### Required task
Print every entry, word for word, and skip the images.

[start of Data supplied]

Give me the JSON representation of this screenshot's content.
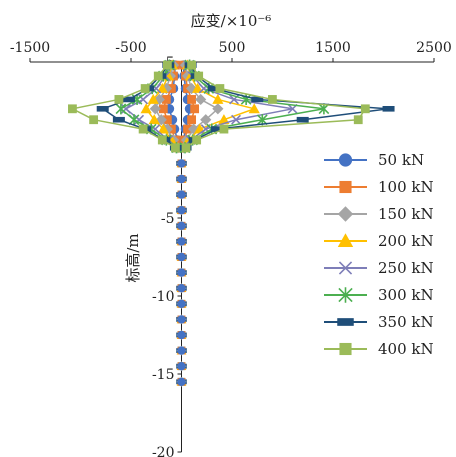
{
  "chart_data": {
    "type": "line",
    "xlabel": "应变/×10⁻⁶",
    "ylabel": "标高/m",
    "xlim": [
      -1500,
      2500
    ],
    "ylim": [
      -20,
      5
    ],
    "x_ticks": [
      "-1500",
      "-500",
      "500",
      "1500",
      "2500"
    ],
    "y_ticks": [
      "5",
      "0",
      "-5",
      "-10",
      "-15",
      "-20"
    ],
    "x_tick_values": [
      -1500,
      -500,
      500,
      1500,
      2500
    ],
    "y_tick_values": [
      5,
      0,
      -5,
      -10,
      -15,
      -20
    ],
    "legend_position": "right",
    "grid": false,
    "series": [
      {
        "name": "50 kN",
        "color": "#4472C4",
        "marker": "circle",
        "left": [
          [
            -60,
            4.8
          ],
          [
            -70,
            4.1
          ],
          [
            -80,
            3.3
          ],
          [
            -120,
            2.6
          ],
          [
            -120,
            2.0
          ],
          [
            -90,
            1.3
          ],
          [
            -70,
            0.7
          ],
          [
            -40,
            0.0
          ],
          [
            -20,
            -0.5
          ]
        ],
        "right": [
          [
            20,
            4.8
          ],
          [
            25,
            4.1
          ],
          [
            40,
            3.3
          ],
          [
            60,
            2.6
          ],
          [
            80,
            2.0
          ],
          [
            60,
            1.3
          ],
          [
            40,
            0.7
          ],
          [
            20,
            0.0
          ],
          [
            10,
            -0.5
          ]
        ]
      },
      {
        "name": "100 kN",
        "color": "#ED7D31",
        "marker": "square",
        "left": [
          [
            -60,
            4.8
          ],
          [
            -80,
            4.1
          ],
          [
            -100,
            3.3
          ],
          [
            -150,
            2.6
          ],
          [
            -180,
            2.0
          ],
          [
            -140,
            1.3
          ],
          [
            -100,
            0.7
          ],
          [
            -60,
            0.0
          ],
          [
            -25,
            -0.5
          ]
        ],
        "right": [
          [
            30,
            4.8
          ],
          [
            40,
            4.1
          ],
          [
            60,
            3.3
          ],
          [
            100,
            2.6
          ],
          [
            130,
            2.0
          ],
          [
            100,
            1.3
          ],
          [
            60,
            0.7
          ],
          [
            30,
            0.0
          ],
          [
            15,
            -0.5
          ]
        ]
      },
      {
        "name": "150 kN",
        "color": "#A5A5A5",
        "marker": "diamond",
        "left": [
          [
            -80,
            4.8
          ],
          [
            -110,
            4.1
          ],
          [
            -150,
            3.3
          ],
          [
            -220,
            2.6
          ],
          [
            -260,
            2.0
          ],
          [
            -200,
            1.3
          ],
          [
            -140,
            0.7
          ],
          [
            -80,
            0.0
          ],
          [
            -35,
            -0.5
          ]
        ],
        "right": [
          [
            40,
            4.8
          ],
          [
            60,
            4.1
          ],
          [
            100,
            3.3
          ],
          [
            190,
            2.6
          ],
          [
            360,
            2.0
          ],
          [
            240,
            1.3
          ],
          [
            120,
            0.7
          ],
          [
            50,
            0.0
          ],
          [
            20,
            -0.5
          ]
        ]
      },
      {
        "name": "200 kN",
        "color": "#FFC000",
        "marker": "triangle",
        "left": [
          [
            -90,
            4.8
          ],
          [
            -130,
            4.1
          ],
          [
            -190,
            3.3
          ],
          [
            -280,
            2.6
          ],
          [
            -350,
            2.0
          ],
          [
            -270,
            1.3
          ],
          [
            -180,
            0.7
          ],
          [
            -100,
            0.0
          ],
          [
            -40,
            -0.5
          ]
        ],
        "right": [
          [
            60,
            4.8
          ],
          [
            90,
            4.1
          ],
          [
            160,
            3.3
          ],
          [
            360,
            2.6
          ],
          [
            720,
            2.0
          ],
          [
            420,
            1.3
          ],
          [
            180,
            0.7
          ],
          [
            70,
            0.0
          ],
          [
            25,
            -0.5
          ]
        ]
      },
      {
        "name": "250 kN",
        "color": "#7E7EB8",
        "marker": "x",
        "left": [
          [
            -110,
            4.8
          ],
          [
            -160,
            4.1
          ],
          [
            -250,
            3.3
          ],
          [
            -380,
            2.6
          ],
          [
            -550,
            2.0
          ],
          [
            -420,
            1.3
          ],
          [
            -260,
            0.7
          ],
          [
            -130,
            0.0
          ],
          [
            -45,
            -0.5
          ]
        ],
        "right": [
          [
            70,
            4.8
          ],
          [
            110,
            4.1
          ],
          [
            220,
            3.3
          ],
          [
            520,
            2.6
          ],
          [
            1100,
            2.0
          ],
          [
            540,
            1.3
          ],
          [
            240,
            0.7
          ],
          [
            90,
            0.0
          ],
          [
            30,
            -0.5
          ]
        ]
      },
      {
        "name": "300 kN",
        "color": "#4CAF50",
        "marker": "star",
        "left": [
          [
            -120,
            4.8
          ],
          [
            -180,
            4.1
          ],
          [
            -290,
            3.3
          ],
          [
            -440,
            2.6
          ],
          [
            -600,
            2.0
          ],
          [
            -470,
            1.3
          ],
          [
            -300,
            0.7
          ],
          [
            -150,
            0.0
          ],
          [
            -50,
            -0.5
          ]
        ],
        "right": [
          [
            80,
            4.8
          ],
          [
            130,
            4.1
          ],
          [
            270,
            3.3
          ],
          [
            640,
            2.6
          ],
          [
            1410,
            2.0
          ],
          [
            800,
            1.3
          ],
          [
            300,
            0.7
          ],
          [
            110,
            0.0
          ],
          [
            35,
            -0.5
          ]
        ]
      },
      {
        "name": "350 kN",
        "color": "#1F4E79",
        "marker": "bar",
        "left": [
          [
            -130,
            4.8
          ],
          [
            -210,
            4.1
          ],
          [
            -330,
            3.3
          ],
          [
            -520,
            2.6
          ],
          [
            -780,
            2.0
          ],
          [
            -620,
            1.3
          ],
          [
            -360,
            0.7
          ],
          [
            -170,
            0.0
          ],
          [
            -55,
            -0.5
          ]
        ],
        "right": [
          [
            90,
            4.8
          ],
          [
            150,
            4.1
          ],
          [
            320,
            3.3
          ],
          [
            750,
            2.6
          ],
          [
            2050,
            2.0
          ],
          [
            1200,
            1.3
          ],
          [
            350,
            0.7
          ],
          [
            130,
            0.0
          ],
          [
            40,
            -0.5
          ]
        ]
      },
      {
        "name": "400 kN",
        "color": "#9BBB59",
        "marker": "square",
        "left": [
          [
            -140,
            4.8
          ],
          [
            -230,
            4.1
          ],
          [
            -360,
            3.3
          ],
          [
            -620,
            2.6
          ],
          [
            -1080,
            2.0
          ],
          [
            -870,
            1.3
          ],
          [
            -380,
            0.7
          ],
          [
            -190,
            0.0
          ],
          [
            -60,
            -0.5
          ]
        ],
        "right": [
          [
            100,
            4.8
          ],
          [
            170,
            4.1
          ],
          [
            380,
            3.3
          ],
          [
            900,
            2.6
          ],
          [
            1820,
            2.0
          ],
          [
            1750,
            1.3
          ],
          [
            420,
            0.7
          ],
          [
            150,
            0.0
          ],
          [
            45,
            -0.5
          ]
        ]
      }
    ],
    "pile_shaft_marks": {
      "elevations": [
        -1.5,
        -2.5,
        -3.5,
        -4.5,
        -5.5,
        -6.5,
        -7.5,
        -8.5,
        -9.5,
        -10.5,
        -11.5,
        -12.5,
        -13.5,
        -14.5,
        -15.5
      ],
      "strain": 0
    }
  }
}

[end of Data supplied]

### Answer for this exercise
Give me the JSON representation of this screenshot's content.
{
  "chart_data": {
    "type": "line",
    "xlabel": "应变/×10⁻⁶",
    "ylabel": "标高/m",
    "xlim": [
      -1500,
      2500
    ],
    "ylim": [
      -20,
      5
    ],
    "x_ticks": [
      "-1500",
      "-500",
      "500",
      "1500",
      "2500"
    ],
    "y_ticks": [
      "5",
      "0",
      "-5",
      "-10",
      "-15",
      "-20"
    ],
    "x_tick_values": [
      -1500,
      -500,
      500,
      1500,
      2500
    ],
    "y_tick_values": [
      5,
      0,
      -5,
      -10,
      -15,
      -20
    ],
    "legend_position": "right",
    "grid": false,
    "series": [
      {
        "name": "50 kN",
        "color": "#4472C4",
        "marker": "circle",
        "left": [
          [
            -60,
            4.8
          ],
          [
            -70,
            4.1
          ],
          [
            -80,
            3.3
          ],
          [
            -120,
            2.6
          ],
          [
            -120,
            2.0
          ],
          [
            -90,
            1.3
          ],
          [
            -70,
            0.7
          ],
          [
            -40,
            0.0
          ],
          [
            -20,
            -0.5
          ]
        ],
        "right": [
          [
            20,
            4.8
          ],
          [
            25,
            4.1
          ],
          [
            40,
            3.3
          ],
          [
            60,
            2.6
          ],
          [
            80,
            2.0
          ],
          [
            60,
            1.3
          ],
          [
            40,
            0.7
          ],
          [
            20,
            0.0
          ],
          [
            10,
            -0.5
          ]
        ]
      },
      {
        "name": "100 kN",
        "color": "#ED7D31",
        "marker": "square",
        "left": [
          [
            -60,
            4.8
          ],
          [
            -80,
            4.1
          ],
          [
            -100,
            3.3
          ],
          [
            -150,
            2.6
          ],
          [
            -180,
            2.0
          ],
          [
            -140,
            1.3
          ],
          [
            -100,
            0.7
          ],
          [
            -60,
            0.0
          ],
          [
            -25,
            -0.5
          ]
        ],
        "right": [
          [
            30,
            4.8
          ],
          [
            40,
            4.1
          ],
          [
            60,
            3.3
          ],
          [
            100,
            2.6
          ],
          [
            130,
            2.0
          ],
          [
            100,
            1.3
          ],
          [
            60,
            0.7
          ],
          [
            30,
            0.0
          ],
          [
            15,
            -0.5
          ]
        ]
      },
      {
        "name": "150 kN",
        "color": "#A5A5A5",
        "marker": "diamond",
        "left": [
          [
            -80,
            4.8
          ],
          [
            -110,
            4.1
          ],
          [
            -150,
            3.3
          ],
          [
            -220,
            2.6
          ],
          [
            -260,
            2.0
          ],
          [
            -200,
            1.3
          ],
          [
            -140,
            0.7
          ],
          [
            -80,
            0.0
          ],
          [
            -35,
            -0.5
          ]
        ],
        "right": [
          [
            40,
            4.8
          ],
          [
            60,
            4.1
          ],
          [
            100,
            3.3
          ],
          [
            190,
            2.6
          ],
          [
            360,
            2.0
          ],
          [
            240,
            1.3
          ],
          [
            120,
            0.7
          ],
          [
            50,
            0.0
          ],
          [
            20,
            -0.5
          ]
        ]
      },
      {
        "name": "200 kN",
        "color": "#FFC000",
        "marker": "triangle",
        "left": [
          [
            -90,
            4.8
          ],
          [
            -130,
            4.1
          ],
          [
            -190,
            3.3
          ],
          [
            -280,
            2.6
          ],
          [
            -350,
            2.0
          ],
          [
            -270,
            1.3
          ],
          [
            -180,
            0.7
          ],
          [
            -100,
            0.0
          ],
          [
            -40,
            -0.5
          ]
        ],
        "right": [
          [
            60,
            4.8
          ],
          [
            90,
            4.1
          ],
          [
            160,
            3.3
          ],
          [
            360,
            2.6
          ],
          [
            720,
            2.0
          ],
          [
            420,
            1.3
          ],
          [
            180,
            0.7
          ],
          [
            70,
            0.0
          ],
          [
            25,
            -0.5
          ]
        ]
      },
      {
        "name": "250 kN",
        "color": "#7E7EB8",
        "marker": "x",
        "left": [
          [
            -110,
            4.8
          ],
          [
            -160,
            4.1
          ],
          [
            -250,
            3.3
          ],
          [
            -380,
            2.6
          ],
          [
            -550,
            2.0
          ],
          [
            -420,
            1.3
          ],
          [
            -260,
            0.7
          ],
          [
            -130,
            0.0
          ],
          [
            -45,
            -0.5
          ]
        ],
        "right": [
          [
            70,
            4.8
          ],
          [
            110,
            4.1
          ],
          [
            220,
            3.3
          ],
          [
            520,
            2.6
          ],
          [
            1100,
            2.0
          ],
          [
            540,
            1.3
          ],
          [
            240,
            0.7
          ],
          [
            90,
            0.0
          ],
          [
            30,
            -0.5
          ]
        ]
      },
      {
        "name": "300 kN",
        "color": "#4CAF50",
        "marker": "star",
        "left": [
          [
            -120,
            4.8
          ],
          [
            -180,
            4.1
          ],
          [
            -290,
            3.3
          ],
          [
            -440,
            2.6
          ],
          [
            -600,
            2.0
          ],
          [
            -470,
            1.3
          ],
          [
            -300,
            0.7
          ],
          [
            -150,
            0.0
          ],
          [
            -50,
            -0.5
          ]
        ],
        "right": [
          [
            80,
            4.8
          ],
          [
            130,
            4.1
          ],
          [
            270,
            3.3
          ],
          [
            640,
            2.6
          ],
          [
            1410,
            2.0
          ],
          [
            800,
            1.3
          ],
          [
            300,
            0.7
          ],
          [
            110,
            0.0
          ],
          [
            35,
            -0.5
          ]
        ]
      },
      {
        "name": "350 kN",
        "color": "#1F4E79",
        "marker": "bar",
        "left": [
          [
            -130,
            4.8
          ],
          [
            -210,
            4.1
          ],
          [
            -330,
            3.3
          ],
          [
            -520,
            2.6
          ],
          [
            -780,
            2.0
          ],
          [
            -620,
            1.3
          ],
          [
            -360,
            0.7
          ],
          [
            -170,
            0.0
          ],
          [
            -55,
            -0.5
          ]
        ],
        "right": [
          [
            90,
            4.8
          ],
          [
            150,
            4.1
          ],
          [
            320,
            3.3
          ],
          [
            750,
            2.6
          ],
          [
            2050,
            2.0
          ],
          [
            1200,
            1.3
          ],
          [
            350,
            0.7
          ],
          [
            130,
            0.0
          ],
          [
            40,
            -0.5
          ]
        ]
      },
      {
        "name": "400 kN",
        "color": "#9BBB59",
        "marker": "square",
        "left": [
          [
            -140,
            4.8
          ],
          [
            -230,
            4.1
          ],
          [
            -360,
            3.3
          ],
          [
            -620,
            2.6
          ],
          [
            -1080,
            2.0
          ],
          [
            -870,
            1.3
          ],
          [
            -380,
            0.7
          ],
          [
            -190,
            0.0
          ],
          [
            -60,
            -0.5
          ]
        ],
        "right": [
          [
            100,
            4.8
          ],
          [
            170,
            4.1
          ],
          [
            380,
            3.3
          ],
          [
            900,
            2.6
          ],
          [
            1820,
            2.0
          ],
          [
            1750,
            1.3
          ],
          [
            420,
            0.7
          ],
          [
            150,
            0.0
          ],
          [
            45,
            -0.5
          ]
        ]
      }
    ],
    "pile_shaft_marks": {
      "elevations": [
        -1.5,
        -2.5,
        -3.5,
        -4.5,
        -5.5,
        -6.5,
        -7.5,
        -8.5,
        -9.5,
        -10.5,
        -11.5,
        -12.5,
        -13.5,
        -14.5,
        -15.5
      ],
      "strain": 0
    }
  }
}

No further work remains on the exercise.